-------- SUPPLIED ENTRIES
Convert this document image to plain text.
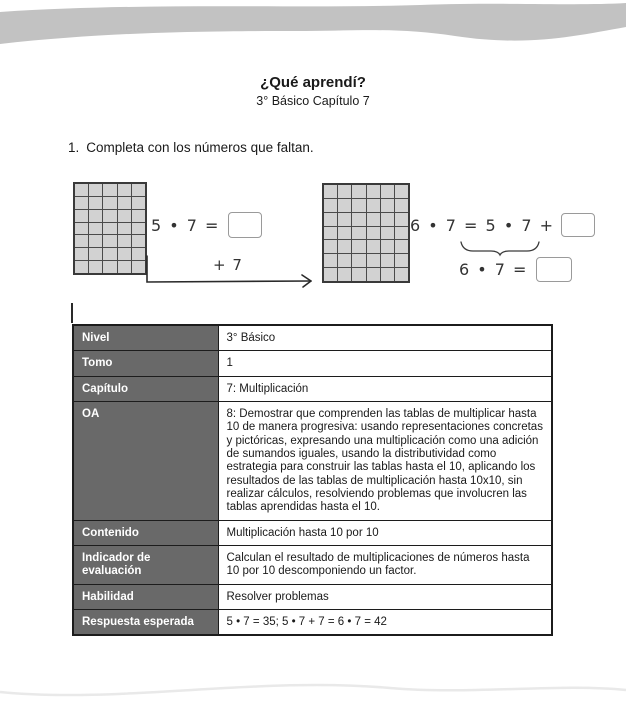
¿Qué aprendí?
3° Básico Capítulo 7
1. Completa con los números que faltan.
5 • 7 =
+ 7
6 • 7 = 5 • 7 +
6 • 7 =
Nivel	3° Básico
Tomo	1
Capítulo	7: Multiplicación
OA	8: Demostrar que comprenden las tablas de multiplicar hasta 10 de manera progresiva: usando representaciones concretas y pictóricas, expresando una multiplicación como una adición de sumandos iguales, usando la distributividad como estrategia para construir las tablas hasta el 10, aplicando los resultados de las tablas de multiplicación hasta 10x10, sin realizar cálculos, resolviendo problemas que involucren las tablas aprendidas hasta el 10.
Contenido	Multiplicación hasta 10 por 10
Indicador de evaluación	Calculan el resultado de multiplicaciones de números hasta 10 por 10 descomponiendo un factor.
Habilidad	Resolver problemas
Respuesta esperada	5 • 7 = 35; 5 • 7 + 7 = 6 • 7 = 42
----------------
| DESCRIPTION OF THE TASK |
How many of the lines above contain the string "Capítulo"? Give the number only.

| ANSWER TO THIS EXERCISE |
2